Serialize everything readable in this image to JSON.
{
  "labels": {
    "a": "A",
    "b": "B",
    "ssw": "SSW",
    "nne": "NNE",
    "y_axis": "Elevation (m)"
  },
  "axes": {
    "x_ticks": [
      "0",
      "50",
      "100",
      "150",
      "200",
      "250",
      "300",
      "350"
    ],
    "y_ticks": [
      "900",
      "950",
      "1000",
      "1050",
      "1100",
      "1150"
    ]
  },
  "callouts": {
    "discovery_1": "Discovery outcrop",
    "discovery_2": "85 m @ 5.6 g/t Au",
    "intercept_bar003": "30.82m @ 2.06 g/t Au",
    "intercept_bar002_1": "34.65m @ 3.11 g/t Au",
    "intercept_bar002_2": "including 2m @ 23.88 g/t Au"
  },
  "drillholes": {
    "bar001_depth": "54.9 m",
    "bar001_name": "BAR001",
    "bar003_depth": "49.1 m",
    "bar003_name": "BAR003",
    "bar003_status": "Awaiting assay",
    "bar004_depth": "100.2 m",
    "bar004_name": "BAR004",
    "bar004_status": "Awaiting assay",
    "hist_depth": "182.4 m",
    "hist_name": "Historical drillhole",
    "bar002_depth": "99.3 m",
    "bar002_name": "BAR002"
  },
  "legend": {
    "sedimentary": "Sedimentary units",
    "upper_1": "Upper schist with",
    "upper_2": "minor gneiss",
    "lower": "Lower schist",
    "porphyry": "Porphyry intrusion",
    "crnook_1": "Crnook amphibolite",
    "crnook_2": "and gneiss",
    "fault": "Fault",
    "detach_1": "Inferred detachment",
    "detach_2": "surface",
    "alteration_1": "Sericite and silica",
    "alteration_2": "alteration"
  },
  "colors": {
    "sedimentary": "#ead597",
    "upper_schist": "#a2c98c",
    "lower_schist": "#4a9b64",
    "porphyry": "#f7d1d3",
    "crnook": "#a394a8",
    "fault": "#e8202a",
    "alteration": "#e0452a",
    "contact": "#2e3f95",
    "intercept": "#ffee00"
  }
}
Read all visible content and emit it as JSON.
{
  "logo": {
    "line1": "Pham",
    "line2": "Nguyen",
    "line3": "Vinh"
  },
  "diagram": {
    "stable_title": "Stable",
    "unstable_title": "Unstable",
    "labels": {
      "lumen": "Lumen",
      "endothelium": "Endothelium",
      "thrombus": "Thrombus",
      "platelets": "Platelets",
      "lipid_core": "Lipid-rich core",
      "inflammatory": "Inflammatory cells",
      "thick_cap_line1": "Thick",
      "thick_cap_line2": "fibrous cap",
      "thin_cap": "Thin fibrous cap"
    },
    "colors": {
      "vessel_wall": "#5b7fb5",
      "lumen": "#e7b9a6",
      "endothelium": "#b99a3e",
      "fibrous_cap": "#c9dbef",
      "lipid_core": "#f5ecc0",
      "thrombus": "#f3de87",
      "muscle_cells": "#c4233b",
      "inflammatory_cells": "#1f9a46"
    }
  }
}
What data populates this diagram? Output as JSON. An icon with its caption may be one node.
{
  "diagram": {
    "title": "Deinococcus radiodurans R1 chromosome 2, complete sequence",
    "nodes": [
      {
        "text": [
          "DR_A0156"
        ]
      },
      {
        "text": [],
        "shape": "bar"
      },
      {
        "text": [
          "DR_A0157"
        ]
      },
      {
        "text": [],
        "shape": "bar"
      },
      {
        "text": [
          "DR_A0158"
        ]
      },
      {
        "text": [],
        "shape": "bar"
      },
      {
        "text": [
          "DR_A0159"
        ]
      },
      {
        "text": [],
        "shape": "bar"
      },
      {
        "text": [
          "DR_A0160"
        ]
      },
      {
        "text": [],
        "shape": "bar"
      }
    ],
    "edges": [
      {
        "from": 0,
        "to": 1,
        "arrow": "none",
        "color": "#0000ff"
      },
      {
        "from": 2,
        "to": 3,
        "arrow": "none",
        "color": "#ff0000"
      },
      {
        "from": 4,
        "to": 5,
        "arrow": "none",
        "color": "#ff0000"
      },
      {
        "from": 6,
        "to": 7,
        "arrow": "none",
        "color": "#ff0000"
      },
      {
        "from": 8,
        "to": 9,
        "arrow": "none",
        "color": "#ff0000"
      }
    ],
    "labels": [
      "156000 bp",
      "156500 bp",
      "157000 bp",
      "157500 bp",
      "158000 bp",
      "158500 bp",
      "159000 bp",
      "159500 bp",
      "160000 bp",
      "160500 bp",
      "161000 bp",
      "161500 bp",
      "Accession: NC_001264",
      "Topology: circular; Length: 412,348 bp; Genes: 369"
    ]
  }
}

*Problem requirements*
Search the entries for the word "thrombus", then gather every line that has it.

*Result of this exercise*
      "thrombus": "Thrombus",
      "thrombus": "#f3de87",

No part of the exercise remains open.